===== MATERIALS PROVIDED =====

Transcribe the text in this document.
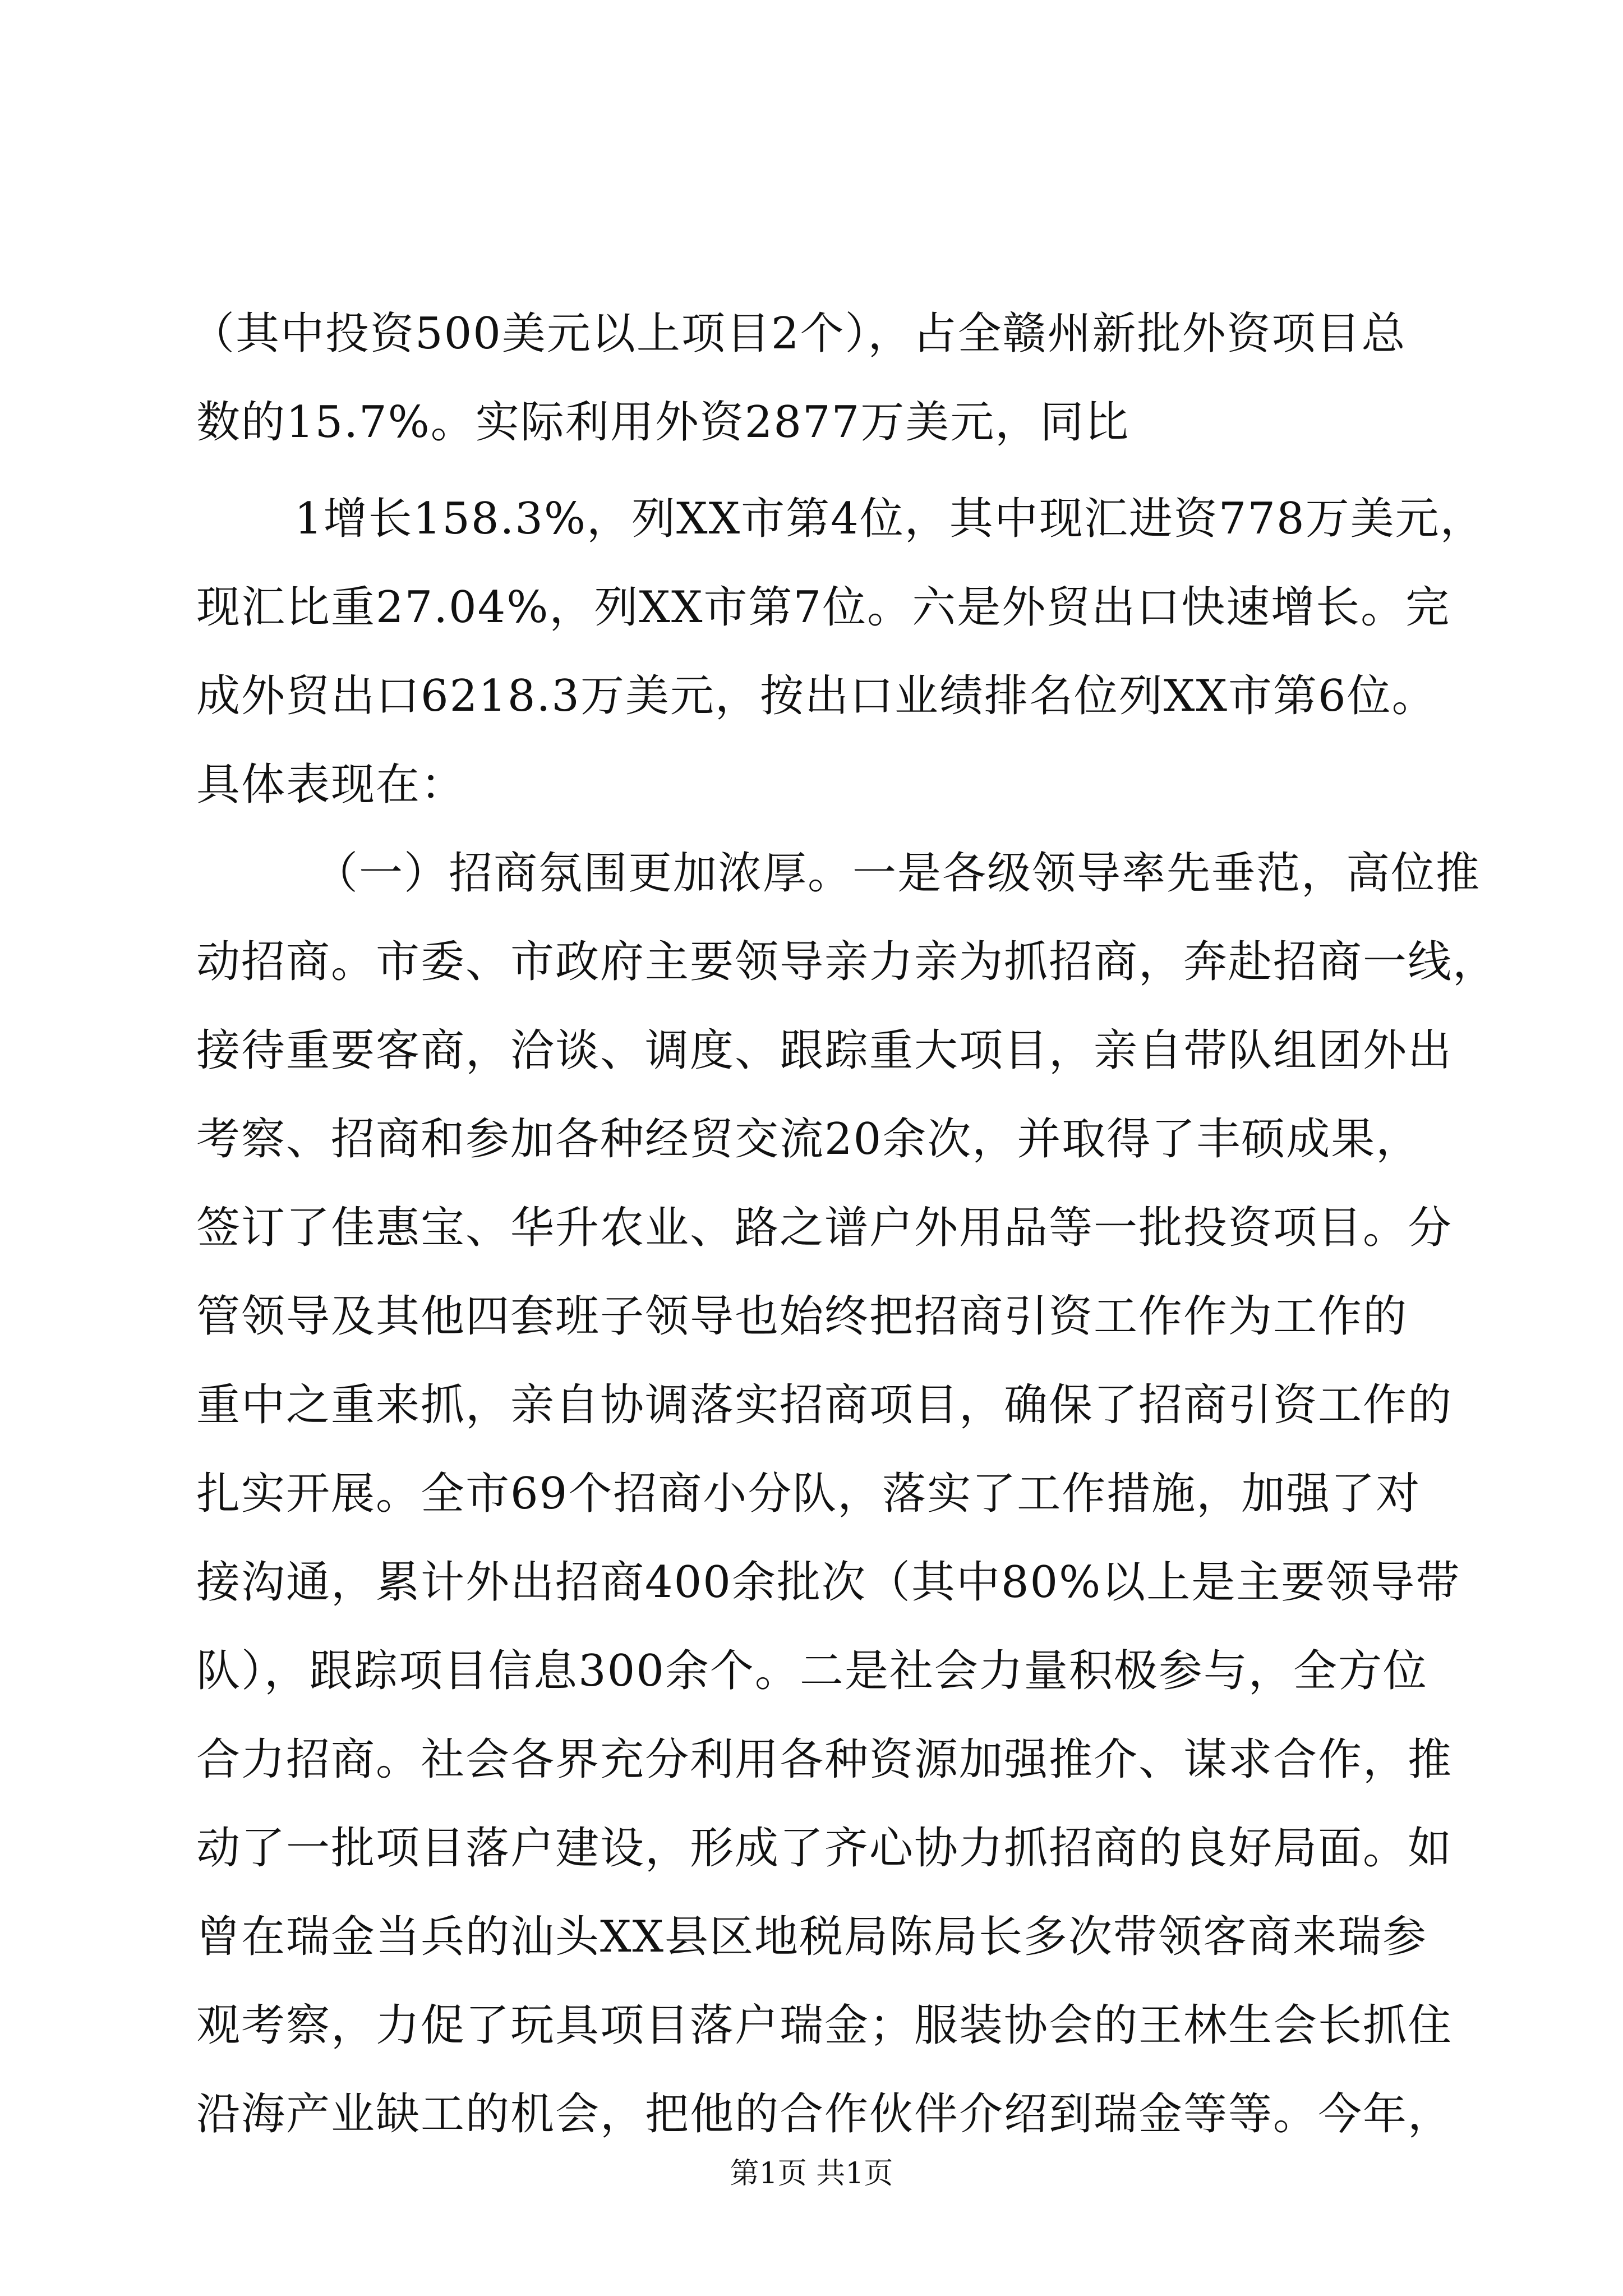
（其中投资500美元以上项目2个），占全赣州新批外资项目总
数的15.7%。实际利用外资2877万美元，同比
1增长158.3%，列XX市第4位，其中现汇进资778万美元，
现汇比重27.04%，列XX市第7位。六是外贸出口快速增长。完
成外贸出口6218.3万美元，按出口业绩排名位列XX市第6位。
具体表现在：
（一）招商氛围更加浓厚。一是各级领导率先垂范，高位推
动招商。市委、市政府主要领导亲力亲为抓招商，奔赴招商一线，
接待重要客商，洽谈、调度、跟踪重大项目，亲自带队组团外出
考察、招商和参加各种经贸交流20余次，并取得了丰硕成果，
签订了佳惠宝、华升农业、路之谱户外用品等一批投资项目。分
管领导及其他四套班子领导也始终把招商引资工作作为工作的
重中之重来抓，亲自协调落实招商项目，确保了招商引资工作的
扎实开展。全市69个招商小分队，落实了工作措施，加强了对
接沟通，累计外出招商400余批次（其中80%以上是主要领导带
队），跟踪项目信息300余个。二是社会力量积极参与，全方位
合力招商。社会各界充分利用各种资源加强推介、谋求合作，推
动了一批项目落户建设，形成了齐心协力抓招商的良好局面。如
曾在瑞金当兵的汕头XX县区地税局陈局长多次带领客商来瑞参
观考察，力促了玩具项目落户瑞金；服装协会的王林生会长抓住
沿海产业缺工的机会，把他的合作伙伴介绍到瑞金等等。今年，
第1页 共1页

=====
===== MATERIALS PROVIDED =====

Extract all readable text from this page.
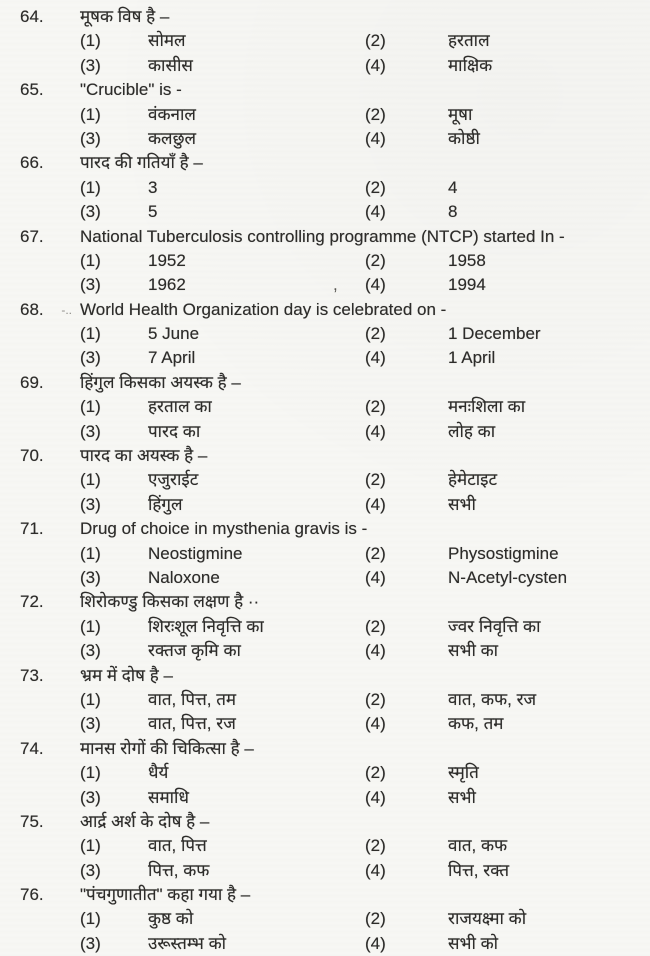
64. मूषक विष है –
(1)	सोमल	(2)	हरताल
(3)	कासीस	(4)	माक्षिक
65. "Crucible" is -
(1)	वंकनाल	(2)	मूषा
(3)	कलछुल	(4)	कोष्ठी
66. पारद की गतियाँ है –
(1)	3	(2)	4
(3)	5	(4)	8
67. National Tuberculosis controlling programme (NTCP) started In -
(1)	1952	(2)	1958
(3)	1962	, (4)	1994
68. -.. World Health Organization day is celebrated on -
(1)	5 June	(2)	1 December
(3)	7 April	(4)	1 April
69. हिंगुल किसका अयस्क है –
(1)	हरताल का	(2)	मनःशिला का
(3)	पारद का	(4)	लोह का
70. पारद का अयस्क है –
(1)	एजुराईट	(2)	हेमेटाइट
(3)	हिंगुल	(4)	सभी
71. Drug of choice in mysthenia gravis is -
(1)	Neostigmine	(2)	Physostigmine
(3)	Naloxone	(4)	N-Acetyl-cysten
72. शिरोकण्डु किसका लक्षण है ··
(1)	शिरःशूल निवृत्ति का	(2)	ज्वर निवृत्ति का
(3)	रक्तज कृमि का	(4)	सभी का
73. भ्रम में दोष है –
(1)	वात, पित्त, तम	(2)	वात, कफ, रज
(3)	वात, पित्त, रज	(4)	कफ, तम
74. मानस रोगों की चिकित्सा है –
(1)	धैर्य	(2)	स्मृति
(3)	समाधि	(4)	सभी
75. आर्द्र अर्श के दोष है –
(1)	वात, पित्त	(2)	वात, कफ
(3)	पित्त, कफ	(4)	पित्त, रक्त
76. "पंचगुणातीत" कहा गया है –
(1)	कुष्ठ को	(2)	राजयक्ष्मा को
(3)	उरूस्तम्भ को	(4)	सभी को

=====

**WHAT TO DO:**
Write out every line of the entries that holds the word "text".

**TASK OUTPUT:**
Transcribe the text in this document.
Extract all readable text from this page.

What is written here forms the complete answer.